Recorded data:
— BEGIN —
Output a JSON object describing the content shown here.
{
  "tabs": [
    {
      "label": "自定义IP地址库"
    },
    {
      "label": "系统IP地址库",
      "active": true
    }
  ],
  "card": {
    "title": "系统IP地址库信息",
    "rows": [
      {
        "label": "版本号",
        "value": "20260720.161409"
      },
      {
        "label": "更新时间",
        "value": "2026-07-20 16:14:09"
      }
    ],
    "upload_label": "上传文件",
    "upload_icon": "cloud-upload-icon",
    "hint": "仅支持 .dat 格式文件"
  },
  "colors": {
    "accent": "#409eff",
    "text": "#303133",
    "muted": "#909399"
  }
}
— END —
__What is asked__:
Repeat the entries shown above, every one, word for word.

__Answer below__:
Output a JSON object describing the content shown here.
{
  "tabs": [
    {
      "label": "自定义IP地址库"
    },
    {
      "label": "系统IP地址库",
      "active": true
    }
  ],
  "card": {
    "title": "系统IP地址库信息",
    "rows": [
      {
        "label": "版本号",
        "value": "20260720.161409"
      },
      {
        "label": "更新时间",
        "value": "2026-07-20 16:14:09"
      }
    ],
    "upload_label": "上传文件",
    "upload_icon": "cloud-upload-icon",
    "hint": "仅支持 .dat 格式文件"
  },
  "colors": {
    "accent": "#409eff",
    "text": "#303133",
    "muted": "#909399"
  }
}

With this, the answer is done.